▼

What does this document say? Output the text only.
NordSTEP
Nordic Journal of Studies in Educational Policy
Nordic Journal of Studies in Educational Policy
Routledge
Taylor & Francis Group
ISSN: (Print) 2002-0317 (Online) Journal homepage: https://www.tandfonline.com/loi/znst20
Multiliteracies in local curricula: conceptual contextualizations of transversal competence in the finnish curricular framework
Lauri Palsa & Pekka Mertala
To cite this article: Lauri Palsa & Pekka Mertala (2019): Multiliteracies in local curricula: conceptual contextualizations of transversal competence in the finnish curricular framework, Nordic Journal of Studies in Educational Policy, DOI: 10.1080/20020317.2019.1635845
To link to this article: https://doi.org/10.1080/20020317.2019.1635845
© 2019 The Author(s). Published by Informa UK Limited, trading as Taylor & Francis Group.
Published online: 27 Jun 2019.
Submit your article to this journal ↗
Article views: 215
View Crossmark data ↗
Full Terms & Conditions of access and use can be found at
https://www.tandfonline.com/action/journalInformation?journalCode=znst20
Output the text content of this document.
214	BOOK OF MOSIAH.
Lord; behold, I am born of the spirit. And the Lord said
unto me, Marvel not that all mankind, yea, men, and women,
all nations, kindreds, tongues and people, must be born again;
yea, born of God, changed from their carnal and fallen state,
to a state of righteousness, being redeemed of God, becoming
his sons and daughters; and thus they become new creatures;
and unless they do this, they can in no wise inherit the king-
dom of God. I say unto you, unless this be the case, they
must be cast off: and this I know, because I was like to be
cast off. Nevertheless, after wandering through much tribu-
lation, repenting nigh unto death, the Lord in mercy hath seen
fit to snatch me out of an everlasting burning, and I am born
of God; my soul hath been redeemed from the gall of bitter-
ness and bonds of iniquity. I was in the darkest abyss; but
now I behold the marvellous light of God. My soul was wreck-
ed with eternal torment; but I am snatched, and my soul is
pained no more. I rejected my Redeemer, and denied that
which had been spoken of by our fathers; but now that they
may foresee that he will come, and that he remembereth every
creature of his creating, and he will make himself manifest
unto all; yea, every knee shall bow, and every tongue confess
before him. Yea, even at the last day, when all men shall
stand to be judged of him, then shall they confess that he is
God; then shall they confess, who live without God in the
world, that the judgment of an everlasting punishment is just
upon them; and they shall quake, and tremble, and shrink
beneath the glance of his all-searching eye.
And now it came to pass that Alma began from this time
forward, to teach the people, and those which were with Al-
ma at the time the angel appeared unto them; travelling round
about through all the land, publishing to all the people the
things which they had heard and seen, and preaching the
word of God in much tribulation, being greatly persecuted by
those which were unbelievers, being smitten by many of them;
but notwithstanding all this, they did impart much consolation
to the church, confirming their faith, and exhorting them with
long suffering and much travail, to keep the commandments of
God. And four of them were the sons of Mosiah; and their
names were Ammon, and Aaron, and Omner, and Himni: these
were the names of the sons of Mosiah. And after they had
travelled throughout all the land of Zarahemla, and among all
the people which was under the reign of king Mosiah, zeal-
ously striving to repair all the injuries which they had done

▲

### GIVEN INSTRUCTION:
Quote all the records. Keep every word exact.

### REPLY TO THE TASK:
What does this document say? Output the text only.
NordSTEP
Nordic Journal of Studies in Educational Policy
Nordic Journal of Studies in Educational Policy
Routledge
Taylor & Francis Group
ISSN: (Print) 2002-0317 (Online) Journal homepage: https://www.tandfonline.com/loi/znst20
Multiliteracies in local curricula: conceptual contextualizations of transversal competence in the finnish curricular framework
Lauri Palsa & Pekka Mertala
To cite this article: Lauri Palsa & Pekka Mertala (2019): Multiliteracies in local curricula: conceptual contextualizations of transversal competence in the finnish curricular framework, Nordic Journal of Studies in Educational Policy, DOI: 10.1080/20020317.2019.1635845
To link to this article: https://doi.org/10.1080/20020317.2019.1635845
© 2019 The Author(s). Published by Informa UK Limited, trading as Taylor & Francis Group.
Published online: 27 Jun 2019.
Submit your article to this journal ↗
Article views: 215
View Crossmark data ↗
Full Terms & Conditions of access and use can be found at
https://www.tandfonline.com/action/journalInformation?journalCode=znst20
Output the text content of this document.
214	BOOK OF MOSIAH.
Lord; behold, I am born of the spirit. And the Lord said
unto me, Marvel not that all mankind, yea, men, and women,
all nations, kindreds, tongues and people, must be born again;
yea, born of God, changed from their carnal and fallen state,
to a state of righteousness, being redeemed of God, becoming
his sons and daughters; and thus they become new creatures;
and unless they do this, they can in no wise inherit the king-
dom of God. I say unto you, unless this be the case, they
must be cast off: and this I know, because I was like to be
cast off. Nevertheless, after wandering through much tribu-
lation, repenting nigh unto death, the Lord in mercy hath seen
fit to snatch me out of an everlasting burning, and I am born
of God; my soul hath been redeemed from the gall of bitter-
ness and bonds of iniquity. I was in the darkest abyss; but
now I behold the marvellous light of God. My soul was wreck-
ed with eternal torment; but I am snatched, and my soul is
pained no more. I rejected my Redeemer, and denied that
which had been spoken of by our fathers; but now that they
may foresee that he will come, and that he remembereth every
creature of his creating, and he will make himself manifest
unto all; yea, every knee shall bow, and every tongue confess
before him. Yea, even at the last day, when all men shall
stand to be judged of him, then shall they confess that he is
God; then shall they confess, who live without God in the
world, that the judgment of an everlasting punishment is just
upon them; and they shall quake, and tremble, and shrink
beneath the glance of his all-searching eye.
And now it came to pass that Alma began from this time
forward, to teach the people, and those which were with Al-
ma at the time the angel appeared unto them; travelling round
about through all the land, publishing to all the people the
things which they had heard and seen, and preaching the
word of God in much tribulation, being greatly persecuted by
those which were unbelievers, being smitten by many of them;
but notwithstanding all this, they did impart much consolation
to the church, confirming their faith, and exhorting them with
long suffering and much travail, to keep the commandments of
God. And four of them were the sons of Mosiah; and their
names were Ammon, and Aaron, and Omner, and Himni: these
were the names of the sons of Mosiah. And after they had
travelled throughout all the land of Zarahemla, and among all
the people which was under the reign of king Mosiah, zeal-
ously striving to repair all the injuries which they had done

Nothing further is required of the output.